Stated goal: Reproduce every line of the listing as written, apart from the pictures.
────
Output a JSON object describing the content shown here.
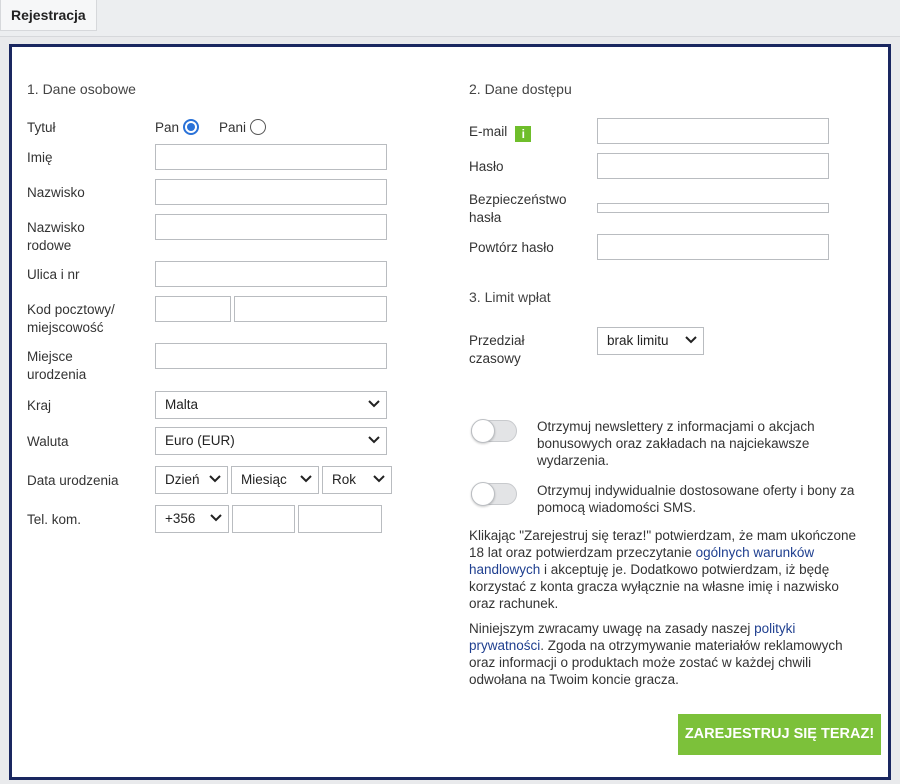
{
  "tab": {
    "label": "Rejestracja"
  },
  "personal": {
    "section_title": "1. Dane osobowe",
    "title_label": "Tytuł",
    "title_options": [
      {
        "label": "Pan",
        "selected": true
      },
      {
        "label": "Pani",
        "selected": false
      }
    ],
    "first_name_label": "Imię",
    "last_name_label": "Nazwisko",
    "birth_name_label_1": "Nazwisko",
    "birth_name_label_2": "rodowe",
    "street_label": "Ulica i nr",
    "postal_label_1": "Kod pocztowy/",
    "postal_label_2": "miejscowość",
    "birthplace_label_1": "Miejsce",
    "birthplace_label_2": "urodzenia",
    "country_label": "Kraj",
    "country_value": "Malta",
    "currency_label": "Waluta",
    "currency_value": "Euro (EUR)",
    "dob_label": "Data urodzenia",
    "dob_day": "Dzień",
    "dob_month": "Miesiąc",
    "dob_year": "Rok",
    "phone_label": "Tel. kom.",
    "phone_prefix": "+356"
  },
  "access": {
    "section_title": "2. Dane dostępu",
    "email_label": "E-mail",
    "info_icon": "i",
    "password_label": "Hasło",
    "strength_label_1": "Bezpieczeństwo",
    "strength_label_2": "hasła",
    "repeat_label": "Powtórz hasło"
  },
  "limit": {
    "section_title": "3. Limit wpłat",
    "period_label_1": "Przedział",
    "period_label_2": "czasowy",
    "period_value": "brak limitu"
  },
  "consents": {
    "newsletter_1": "Otrzymuj newslettery z informacjami o akcjach",
    "newsletter_2": "bonusowych oraz zakładach na najciekawsze",
    "newsletter_3": "wydarzenia.",
    "offers_1": "Otrzymuj indywidualnie dostosowane oferty i bony za",
    "offers_2": "pomocą wiadomości SMS."
  },
  "legal": {
    "p1_l1": "Klikając \"Zarejestruj się teraz!\" potwierdzam, że mam ukończone",
    "p1_l2a": "18 lat oraz potwierdzam przeczytanie ",
    "p1_l2_link": "ogólnych warunków",
    "p1_l3_link": "handlowych",
    "p1_l3b": " i akceptuję je. Dodatkowo potwierdzam, iż będę",
    "p1_l4": "korzystać z konta gracza wyłącznie na własne imię i nazwisko",
    "p1_l5": "oraz rachunek.",
    "p2_l1a": "Niniejszym zwracamy uwagę na zasady naszej ",
    "p2_l1_link": "polityki",
    "p2_l2_link": "prywatności",
    "p2_l2b": ". Zgoda na otrzymywanie materiałów reklamowych",
    "p2_l3": "oraz informacji o produktach może zostać w każdej chwili",
    "p2_l4": "odwołana na Twoim koncie gracza."
  },
  "submit": {
    "label": "ZAREJESTRUJ SIĘ TERAZ!"
  }
}
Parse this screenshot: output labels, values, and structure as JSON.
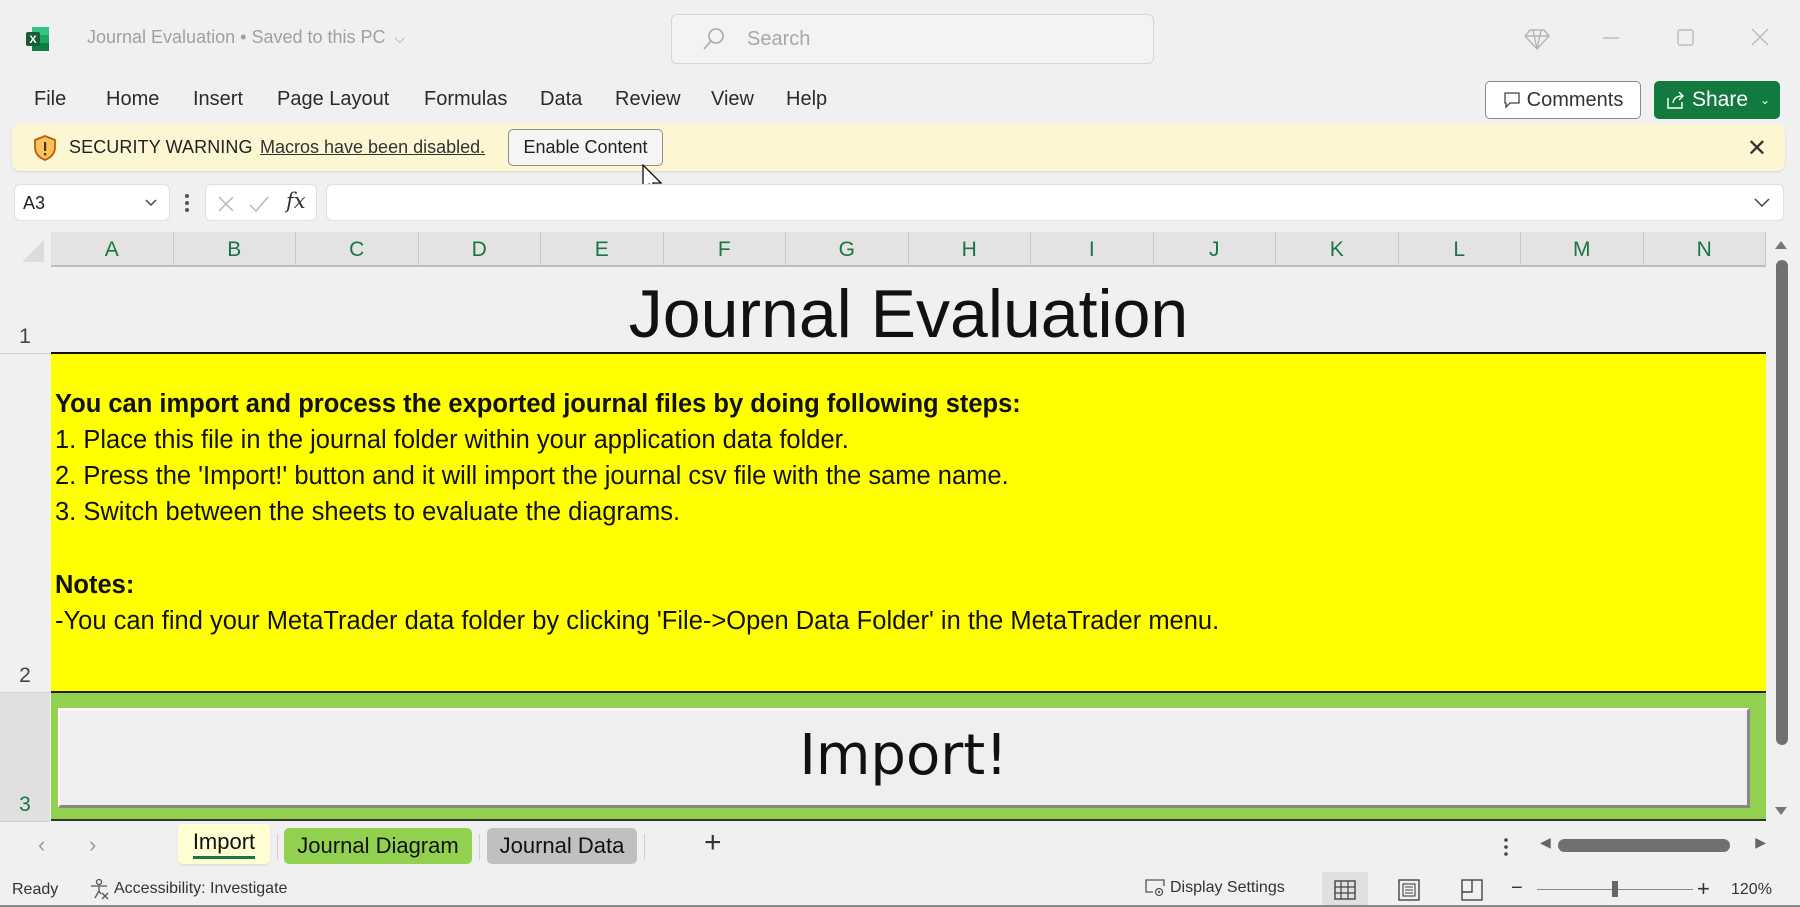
────
Solution to the exercise:
Output a JSON object describing the content shown here.
{
  "tab": {
    "label": "Rejestracja"
  },
  "personal": {
    "section_title": "1. Dane osobowe",
    "title_label": "Tytuł",
    "title_options": [
      {
        "label": "Pan",
        "selected": true
      },
      {
        "label": "Pani",
        "selected": false
      }
    ],
    "first_name_label": "Imię",
    "last_name_label": "Nazwisko",
    "birth_name_label_1": "Nazwisko",
    "birth_name_label_2": "rodowe",
    "street_label": "Ulica i nr",
    "postal_label_1": "Kod pocztowy/",
    "postal_label_2": "miejscowość",
    "birthplace_label_1": "Miejsce",
    "birthplace_label_2": "urodzenia",
    "country_label": "Kraj",
    "country_value": "Malta",
    "currency_label": "Waluta",
    "currency_value": "Euro (EUR)",
    "dob_label": "Data urodzenia",
    "dob_day": "Dzień",
    "dob_month": "Miesiąc",
    "dob_year": "Rok",
    "phone_label": "Tel. kom.",
    "phone_prefix": "+356"
  },
  "access": {
    "section_title": "2. Dane dostępu",
    "email_label": "E-mail",
    "info_icon": "i",
    "password_label": "Hasło",
    "strength_label_1": "Bezpieczeństwo",
    "strength_label_2": "hasła",
    "repeat_label": "Powtórz hasło"
  },
  "limit": {
    "section_title": "3. Limit wpłat",
    "period_label_1": "Przedział",
    "period_label_2": "czasowy",
    "period_value": "brak limitu"
  },
  "consents": {
    "newsletter_1": "Otrzymuj newslettery z informacjami o akcjach",
    "newsletter_2": "bonusowych oraz zakładach na najciekawsze",
    "newsletter_3": "wydarzenia.",
    "offers_1": "Otrzymuj indywidualnie dostosowane oferty i bony za",
    "offers_2": "pomocą wiadomości SMS."
  },
  "legal": {
    "p1_l1": "Klikając \"Zarejestruj się teraz!\" potwierdzam, że mam ukończone",
    "p1_l2a": "18 lat oraz potwierdzam przeczytanie ",
    "p1_l2_link": "ogólnych warunków",
    "p1_l3_link": "handlowych",
    "p1_l3b": " i akceptuję je. Dodatkowo potwierdzam, iż będę",
    "p1_l4": "korzystać z konta gracza wyłącznie na własne imię i nazwisko",
    "p1_l5": "oraz rachunek.",
    "p2_l1a": "Niniejszym zwracamy uwagę na zasady naszej ",
    "p2_l1_link": "polityki",
    "p2_l2_link": "prywatności",
    "p2_l2b": ". Zgoda na otrzymywanie materiałów reklamowych",
    "p2_l3": "oraz informacji o produktach może zostać w każdej chwili",
    "p2_l4": "odwołana na Twoim koncie gracza."
  },
  "submit": {
    "label": "ZAREJESTRUJ SIĘ TERAZ!"
  }
}
Parse this screenshot: output labels, values, and structure as JSON.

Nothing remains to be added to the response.